— start Excerpted records —
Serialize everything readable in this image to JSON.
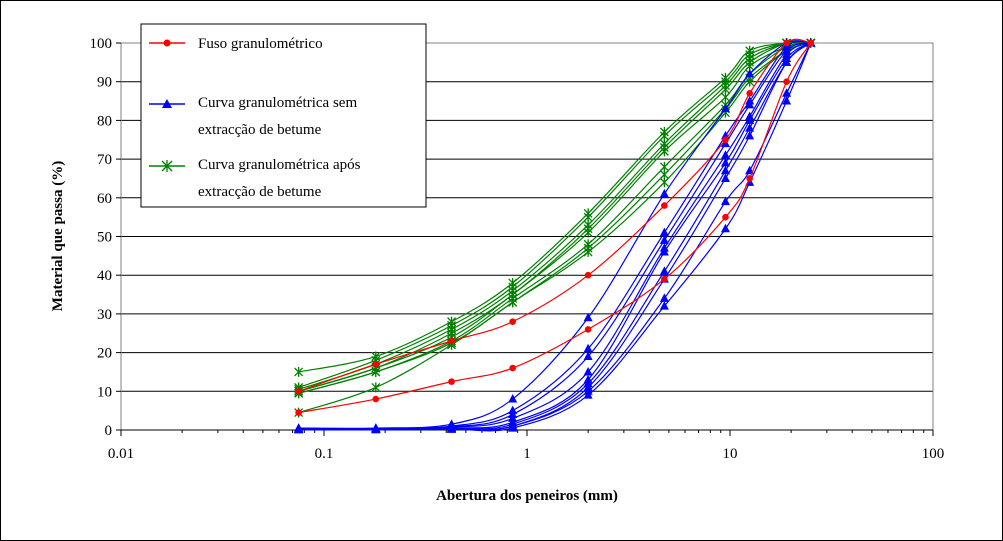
{
  "chart_data": {
    "type": "line",
    "x_scale": "log",
    "xlabel": "Abertura dos peneiros (mm)",
    "ylabel": "Material que passa (%)",
    "xlim": [
      0.01,
      100
    ],
    "ylim": [
      0,
      100
    ],
    "x_ticks": [
      "0.01",
      "0.1",
      "1",
      "10",
      "100"
    ],
    "y_ticks": [
      "0",
      "10",
      "20",
      "30",
      "40",
      "50",
      "60",
      "70",
      "80",
      "90",
      "100"
    ],
    "grid": "horizontal",
    "legend_position": "top-left",
    "x": [
      0.075,
      0.18,
      0.425,
      0.85,
      2.0,
      4.75,
      9.5,
      12.5,
      19.0,
      25.0
    ],
    "series": [
      {
        "name": "Fuso granulométrico",
        "color": "#ff0000",
        "marker": "circle",
        "curves": [
          [
            4.5,
            8,
            12.5,
            16,
            26,
            39,
            55,
            65,
            90,
            100
          ],
          [
            10,
            17,
            23,
            28,
            40,
            58,
            75,
            87,
            100,
            100
          ]
        ]
      },
      {
        "name": "Curva granulométrica sem extracção de betume",
        "color": "#0000ff",
        "marker": "triangle",
        "curves": [
          [
            0.5,
            0.5,
            1.5,
            8,
            29,
            61,
            83,
            92,
            100,
            100
          ],
          [
            0.3,
            0.3,
            1,
            5,
            21,
            51,
            76,
            85,
            99,
            100
          ],
          [
            0.2,
            0.3,
            0.8,
            4,
            19,
            49,
            74,
            84,
            98,
            100
          ],
          [
            0.2,
            0.2,
            0.7,
            3,
            15,
            47,
            71,
            81,
            97,
            100
          ],
          [
            0.1,
            0.2,
            0.5,
            2,
            13,
            46,
            69,
            80,
            96,
            100
          ],
          [
            0.1,
            0.1,
            0.4,
            1.5,
            12,
            41,
            67,
            78,
            95,
            100
          ],
          [
            0.1,
            0.1,
            0.3,
            1,
            11,
            39,
            65,
            76,
            95,
            100
          ],
          [
            0.1,
            0.1,
            0.2,
            1,
            10,
            34,
            59,
            67,
            87,
            100
          ],
          [
            0.1,
            0.1,
            0.2,
            0.5,
            9,
            32,
            52,
            64,
            85,
            100
          ]
        ]
      },
      {
        "name": "Curva granulométrica após extracção de betume",
        "color": "#008000",
        "marker": "star",
        "curves": [
          [
            15,
            19,
            28,
            38,
            56,
            77,
            91,
            98,
            100,
            100
          ],
          [
            11,
            18,
            27,
            37,
            55,
            76,
            90,
            97,
            100,
            100
          ],
          [
            10.5,
            17,
            26,
            36,
            53,
            74,
            89,
            96,
            100,
            100
          ],
          [
            10,
            16,
            25,
            35,
            52,
            73,
            88,
            95,
            100,
            100
          ],
          [
            10,
            16,
            24,
            35,
            51,
            72,
            86,
            94,
            99,
            100
          ],
          [
            9.5,
            15,
            23,
            34,
            48,
            68,
            84,
            92,
            99,
            100
          ],
          [
            9.5,
            15,
            22.5,
            33,
            47,
            66,
            83,
            91,
            98,
            100
          ],
          [
            4.5,
            11,
            22,
            33,
            46,
            64,
            82,
            90,
            98,
            100
          ]
        ]
      }
    ]
  }
}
— end Excerpted records —
**Short problem**
Look over the records above and copy each line that includes the string "marker".

**Full solution**
        "marker": "circle",
        "marker": "triangle",
        "marker": "star",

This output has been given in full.